Output only the lines from the line holding "Read this page and output its text content." through the close of the records, exactly as they appear, with all pictures omitted.

○ ○ ○

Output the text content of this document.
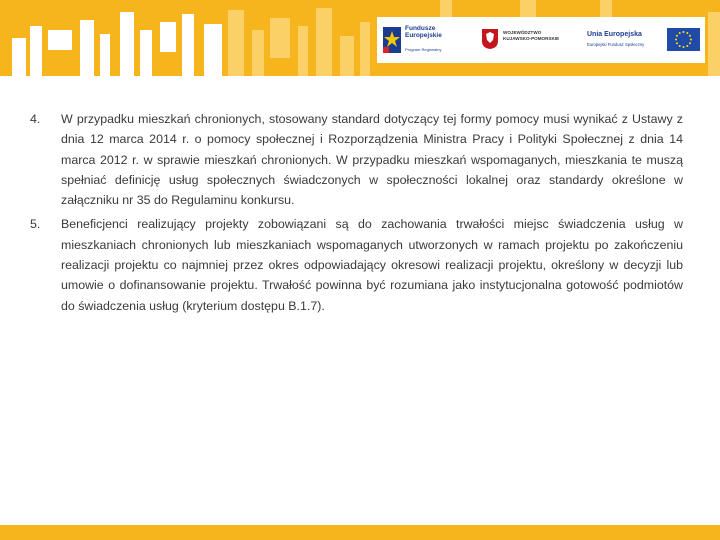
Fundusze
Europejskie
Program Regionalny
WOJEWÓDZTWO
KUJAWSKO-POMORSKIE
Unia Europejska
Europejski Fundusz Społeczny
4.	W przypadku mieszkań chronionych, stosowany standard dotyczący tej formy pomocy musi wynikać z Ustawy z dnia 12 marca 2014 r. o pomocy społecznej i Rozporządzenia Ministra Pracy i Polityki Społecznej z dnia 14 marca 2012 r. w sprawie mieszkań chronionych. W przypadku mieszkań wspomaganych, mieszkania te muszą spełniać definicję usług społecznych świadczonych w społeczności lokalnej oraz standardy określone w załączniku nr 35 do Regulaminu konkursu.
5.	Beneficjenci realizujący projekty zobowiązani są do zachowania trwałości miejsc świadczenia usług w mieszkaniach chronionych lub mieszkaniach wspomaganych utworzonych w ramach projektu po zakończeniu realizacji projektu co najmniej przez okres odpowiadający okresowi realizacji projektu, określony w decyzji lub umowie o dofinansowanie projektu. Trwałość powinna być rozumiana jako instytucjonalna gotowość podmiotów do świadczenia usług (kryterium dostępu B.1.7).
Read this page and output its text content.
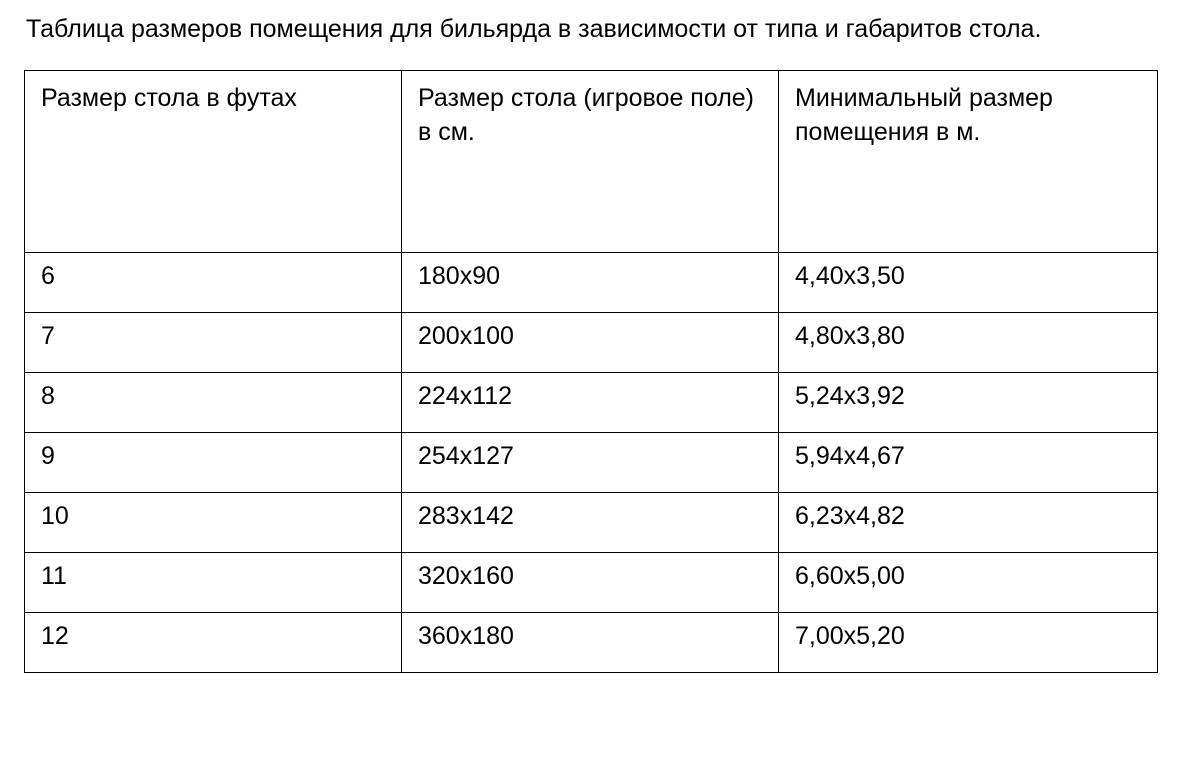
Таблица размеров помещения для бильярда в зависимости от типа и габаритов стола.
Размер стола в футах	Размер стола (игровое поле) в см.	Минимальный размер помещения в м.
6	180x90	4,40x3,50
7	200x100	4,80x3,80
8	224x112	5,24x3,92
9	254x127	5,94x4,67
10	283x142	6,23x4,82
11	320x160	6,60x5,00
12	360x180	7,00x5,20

○ ○ ○

Exercise output:
Read this page and output its text content.
Таблица размеров помещения для бильярда в зависимости от типа и габаритов стола.
Размер стола в футах	Размер стола (игровое поле) в см.	Минимальный размер помещения в м.
6	180x90	4,40x3,50
7	200x100	4,80x3,80
8	224x112	5,24x3,92
9	254x127	5,94x4,67
10	283x142	6,23x4,82
11	320x160	6,60x5,00
12	360x180	7,00x5,20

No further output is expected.